## Request
Every line of the records must be repeated exactly; pictures stay out.
── Provided material ──
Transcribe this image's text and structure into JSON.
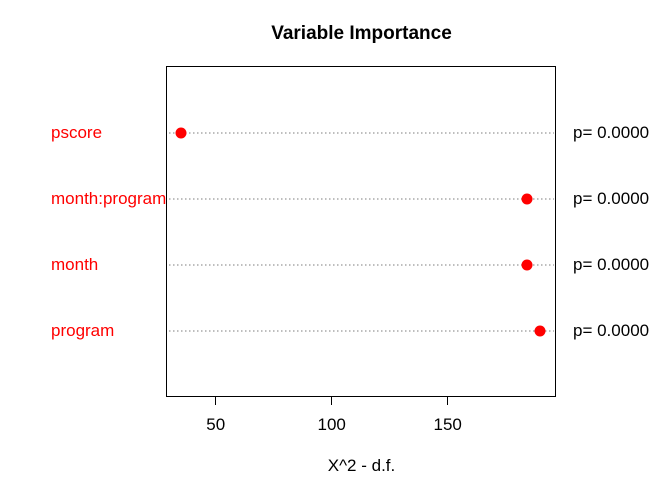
{
  "chart_data": {
    "type": "scatter",
    "title": "Variable Importance",
    "xlabel": "X^2 - d.f.",
    "ylabel": "",
    "categories": [
      "pscore",
      "month:program",
      "month",
      "program"
    ],
    "values": [
      35,
      184,
      184,
      190
    ],
    "point_labels": [
      "p= 0.0000",
      "p= 0.0000",
      "p= 0.0000",
      "p= 0.0000"
    ],
    "xticks": [
      50,
      100,
      150
    ],
    "xlim": [
      29,
      196.7
    ],
    "grid": "dotted horizontal reference line per category",
    "legend_position": "none",
    "colors": {
      "point": "#ff0000",
      "category_label": "#ff0000",
      "grid_line": "#bebebe",
      "text": "#000000",
      "box_border": "#000000",
      "background": "#ffffff"
    }
  }
}
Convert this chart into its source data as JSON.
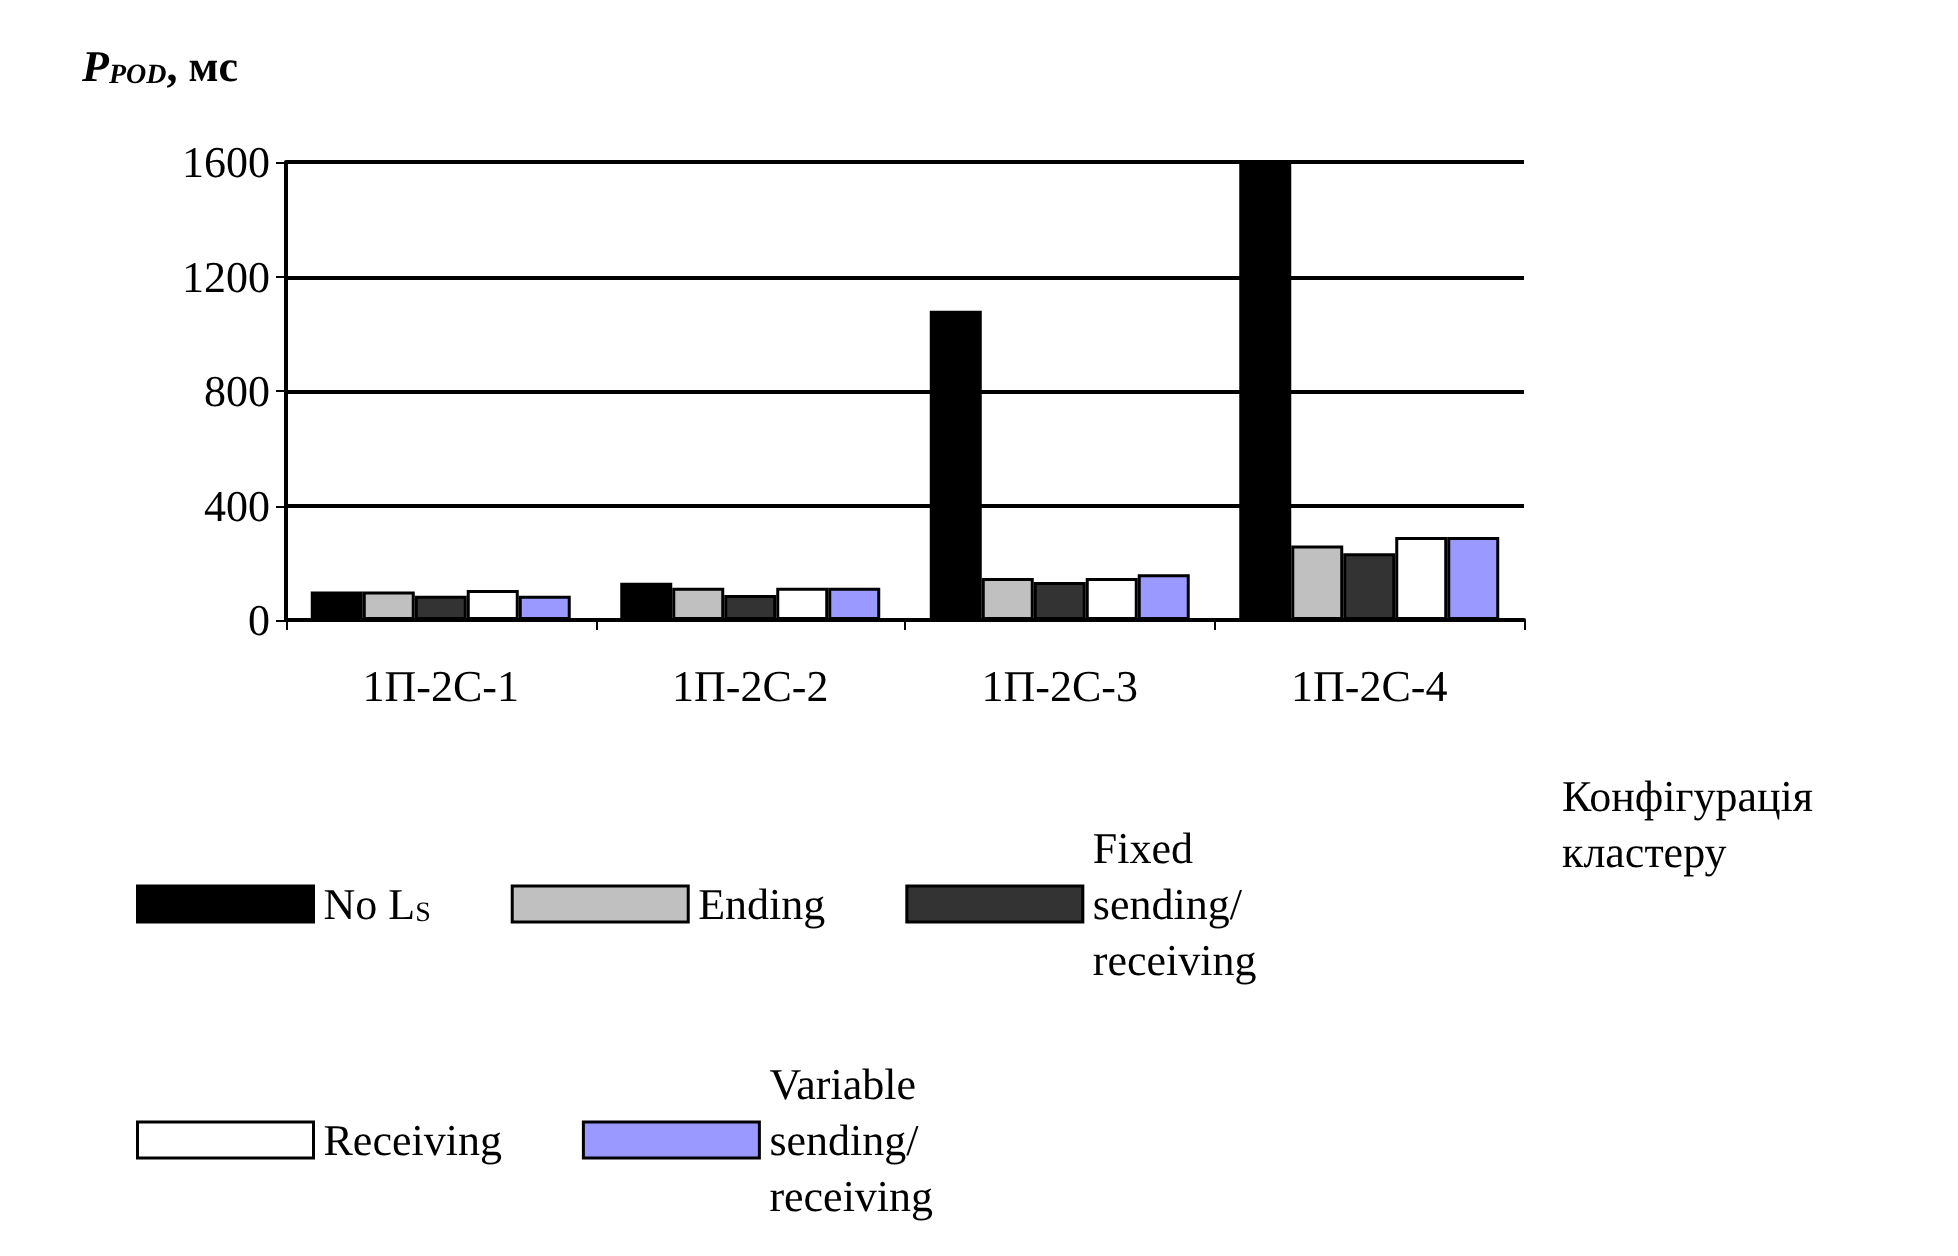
{
  "chart_data": {
    "type": "bar",
    "ylabel": "P$_{POD}$, мс",
    "xlabel": "Конфігурація\nкластеру",
    "categories": [
      "1П-2С-1",
      "1П-2С-2",
      "1П-2С-3",
      "1П-2С-4"
    ],
    "series": [
      {
        "name": "No L$_{S}$",
        "color": "#000000",
        "values": [
          100,
          130,
          1080,
          1600
        ]
      },
      {
        "name": "Ending",
        "color": "#c0c0c0",
        "values": [
          100,
          113,
          147,
          260
        ]
      },
      {
        "name": "Fixed\nsending/\nreceiving",
        "color": "#333333",
        "values": [
          85,
          87,
          133,
          233
        ]
      },
      {
        "name": "Receiving",
        "color": "#ffffff",
        "values": [
          105,
          113,
          147,
          290
        ]
      },
      {
        "name": "Variable\nsending/\nreceiving",
        "color": "#9999ff",
        "values": [
          85,
          113,
          160,
          290
        ]
      }
    ],
    "ylim": [
      0,
      1600
    ],
    "yticks": [
      0,
      400,
      800,
      1200,
      1600
    ],
    "grid": "y",
    "legend": "bottom"
  }
}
───
## Completed task
Transcribe this image's text and structure into JSON.
{
  "chart_data": {
    "type": "scatter",
    "title": "Variable Importance",
    "xlabel": "X^2 - d.f.",
    "ylabel": "",
    "categories": [
      "pscore",
      "month:program",
      "month",
      "program"
    ],
    "values": [
      35,
      184,
      184,
      190
    ],
    "point_labels": [
      "p= 0.0000",
      "p= 0.0000",
      "p= 0.0000",
      "p= 0.0000"
    ],
    "xticks": [
      50,
      100,
      150
    ],
    "xlim": [
      29,
      196.7
    ],
    "grid": "dotted horizontal reference line per category",
    "legend_position": "none",
    "colors": {
      "point": "#ff0000",
      "category_label": "#ff0000",
      "grid_line": "#bebebe",
      "text": "#000000",
      "box_border": "#000000",
      "background": "#ffffff"
    }
  }
}
Convert this chart into its source data as JSON.
{
  "chart_data": {
    "type": "bar",
    "ylabel": "P$_{POD}$, мс",
    "xlabel": "Конфігурація\nкластеру",
    "categories": [
      "1П-2С-1",
      "1П-2С-2",
      "1П-2С-3",
      "1П-2С-4"
    ],
    "series": [
      {
        "name": "No L$_{S}$",
        "color": "#000000",
        "values": [
          100,
          130,
          1080,
          1600
        ]
      },
      {
        "name": "Ending",
        "color": "#c0c0c0",
        "values": [
          100,
          113,
          147,
          260
        ]
      },
      {
        "name": "Fixed\nsending/\nreceiving",
        "color": "#333333",
        "values": [
          85,
          87,
          133,
          233
        ]
      },
      {
        "name": "Receiving",
        "color": "#ffffff",
        "values": [
          105,
          113,
          147,
          290
        ]
      },
      {
        "name": "Variable\nsending/\nreceiving",
        "color": "#9999ff",
        "values": [
          85,
          113,
          160,
          290
        ]
      }
    ],
    "ylim": [
      0,
      1600
    ],
    "yticks": [
      0,
      400,
      800,
      1200,
      1600
    ],
    "grid": "y",
    "legend": "bottom"
  }
}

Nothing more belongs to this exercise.